▸ What to work on: Using the data beneath, show every line that includes the word "JSON".

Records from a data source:
......

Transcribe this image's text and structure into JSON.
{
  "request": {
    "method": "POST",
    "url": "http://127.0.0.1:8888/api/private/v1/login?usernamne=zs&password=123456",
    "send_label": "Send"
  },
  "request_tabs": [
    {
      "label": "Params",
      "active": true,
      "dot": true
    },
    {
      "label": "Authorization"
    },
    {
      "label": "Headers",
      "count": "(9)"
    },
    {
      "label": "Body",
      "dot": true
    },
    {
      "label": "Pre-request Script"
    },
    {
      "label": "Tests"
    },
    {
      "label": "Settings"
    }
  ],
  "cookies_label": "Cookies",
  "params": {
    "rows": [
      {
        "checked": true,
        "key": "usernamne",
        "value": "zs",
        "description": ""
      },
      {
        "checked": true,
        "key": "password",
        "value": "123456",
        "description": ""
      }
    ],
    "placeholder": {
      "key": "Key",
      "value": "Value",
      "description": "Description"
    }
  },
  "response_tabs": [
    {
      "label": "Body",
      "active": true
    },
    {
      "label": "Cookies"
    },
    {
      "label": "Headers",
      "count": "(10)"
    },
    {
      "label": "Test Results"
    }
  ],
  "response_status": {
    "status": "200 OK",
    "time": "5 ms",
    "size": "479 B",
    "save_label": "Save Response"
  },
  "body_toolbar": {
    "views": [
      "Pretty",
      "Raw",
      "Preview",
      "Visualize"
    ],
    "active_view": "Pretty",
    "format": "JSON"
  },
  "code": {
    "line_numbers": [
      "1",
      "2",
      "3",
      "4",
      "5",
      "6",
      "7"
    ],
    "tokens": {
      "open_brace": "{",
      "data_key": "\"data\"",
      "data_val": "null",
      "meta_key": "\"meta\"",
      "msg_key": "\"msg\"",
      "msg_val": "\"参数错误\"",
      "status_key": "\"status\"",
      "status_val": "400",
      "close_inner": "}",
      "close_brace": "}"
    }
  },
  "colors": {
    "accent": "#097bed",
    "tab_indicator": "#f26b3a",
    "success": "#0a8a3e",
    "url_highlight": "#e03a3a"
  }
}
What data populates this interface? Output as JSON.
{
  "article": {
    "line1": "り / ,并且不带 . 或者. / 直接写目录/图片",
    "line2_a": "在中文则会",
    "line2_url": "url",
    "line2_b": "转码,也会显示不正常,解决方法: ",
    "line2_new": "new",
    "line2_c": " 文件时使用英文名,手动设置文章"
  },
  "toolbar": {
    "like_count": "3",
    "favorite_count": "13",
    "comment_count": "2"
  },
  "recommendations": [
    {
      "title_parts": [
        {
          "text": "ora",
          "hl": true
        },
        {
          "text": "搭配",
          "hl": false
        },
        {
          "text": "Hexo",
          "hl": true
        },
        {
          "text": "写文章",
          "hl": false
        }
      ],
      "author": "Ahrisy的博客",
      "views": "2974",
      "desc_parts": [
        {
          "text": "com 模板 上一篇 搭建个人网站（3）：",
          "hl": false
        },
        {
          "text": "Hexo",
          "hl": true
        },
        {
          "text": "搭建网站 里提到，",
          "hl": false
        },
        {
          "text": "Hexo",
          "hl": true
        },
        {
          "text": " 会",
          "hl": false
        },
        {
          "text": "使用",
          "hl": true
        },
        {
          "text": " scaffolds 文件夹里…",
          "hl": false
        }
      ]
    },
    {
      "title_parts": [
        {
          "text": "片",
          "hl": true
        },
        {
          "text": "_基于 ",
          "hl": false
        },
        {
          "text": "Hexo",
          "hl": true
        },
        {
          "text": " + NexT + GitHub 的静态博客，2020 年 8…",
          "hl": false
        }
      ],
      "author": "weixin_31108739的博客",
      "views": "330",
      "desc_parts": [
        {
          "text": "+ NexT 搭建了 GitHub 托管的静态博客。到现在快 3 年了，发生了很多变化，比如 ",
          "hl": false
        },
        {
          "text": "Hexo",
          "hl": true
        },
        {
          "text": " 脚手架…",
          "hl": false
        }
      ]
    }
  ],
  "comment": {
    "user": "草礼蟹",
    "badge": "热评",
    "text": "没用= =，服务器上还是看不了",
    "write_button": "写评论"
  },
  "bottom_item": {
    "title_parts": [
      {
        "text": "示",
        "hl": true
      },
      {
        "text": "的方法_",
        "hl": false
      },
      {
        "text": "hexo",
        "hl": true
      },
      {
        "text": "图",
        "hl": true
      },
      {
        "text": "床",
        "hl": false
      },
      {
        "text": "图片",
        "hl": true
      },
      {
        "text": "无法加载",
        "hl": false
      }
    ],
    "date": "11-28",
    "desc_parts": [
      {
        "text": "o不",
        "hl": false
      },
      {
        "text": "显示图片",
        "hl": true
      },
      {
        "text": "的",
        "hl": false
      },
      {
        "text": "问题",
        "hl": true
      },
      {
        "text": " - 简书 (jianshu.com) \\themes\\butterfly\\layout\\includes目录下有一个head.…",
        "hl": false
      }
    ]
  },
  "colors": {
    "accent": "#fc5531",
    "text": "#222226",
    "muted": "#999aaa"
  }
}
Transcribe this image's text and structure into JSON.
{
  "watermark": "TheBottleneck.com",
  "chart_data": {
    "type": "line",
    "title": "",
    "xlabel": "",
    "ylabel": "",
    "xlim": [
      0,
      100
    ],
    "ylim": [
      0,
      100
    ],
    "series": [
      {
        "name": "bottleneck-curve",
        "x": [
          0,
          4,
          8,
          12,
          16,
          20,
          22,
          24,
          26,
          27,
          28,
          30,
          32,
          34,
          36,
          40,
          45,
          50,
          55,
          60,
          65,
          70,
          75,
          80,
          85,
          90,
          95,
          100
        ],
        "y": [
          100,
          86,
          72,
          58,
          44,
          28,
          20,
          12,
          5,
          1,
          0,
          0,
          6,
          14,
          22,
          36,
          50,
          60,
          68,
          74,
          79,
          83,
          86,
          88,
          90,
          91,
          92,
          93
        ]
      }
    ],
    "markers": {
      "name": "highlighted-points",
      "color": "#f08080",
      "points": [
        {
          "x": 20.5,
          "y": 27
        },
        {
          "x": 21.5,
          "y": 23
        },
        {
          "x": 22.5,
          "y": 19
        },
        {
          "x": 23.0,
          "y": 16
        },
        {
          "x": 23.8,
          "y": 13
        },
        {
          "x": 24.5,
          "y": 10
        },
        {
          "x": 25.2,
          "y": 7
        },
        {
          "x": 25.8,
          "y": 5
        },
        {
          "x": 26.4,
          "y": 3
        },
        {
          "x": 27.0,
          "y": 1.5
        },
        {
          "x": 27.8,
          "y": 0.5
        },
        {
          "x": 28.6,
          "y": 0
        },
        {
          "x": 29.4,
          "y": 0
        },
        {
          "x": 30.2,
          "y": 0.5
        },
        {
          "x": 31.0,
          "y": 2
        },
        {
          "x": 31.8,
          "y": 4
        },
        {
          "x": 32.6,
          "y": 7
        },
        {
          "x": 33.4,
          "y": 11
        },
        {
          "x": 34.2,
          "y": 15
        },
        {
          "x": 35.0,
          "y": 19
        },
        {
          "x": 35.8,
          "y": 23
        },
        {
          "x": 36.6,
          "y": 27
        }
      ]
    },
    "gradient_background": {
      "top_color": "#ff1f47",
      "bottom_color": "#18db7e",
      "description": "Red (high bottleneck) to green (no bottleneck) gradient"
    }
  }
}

......

▸ Output for this task:
Transcribe this image's text and structure into JSON.
    "format": "JSON"
What data populates this interface? Output as JSON.
Transcribe this image's text and structure into JSON.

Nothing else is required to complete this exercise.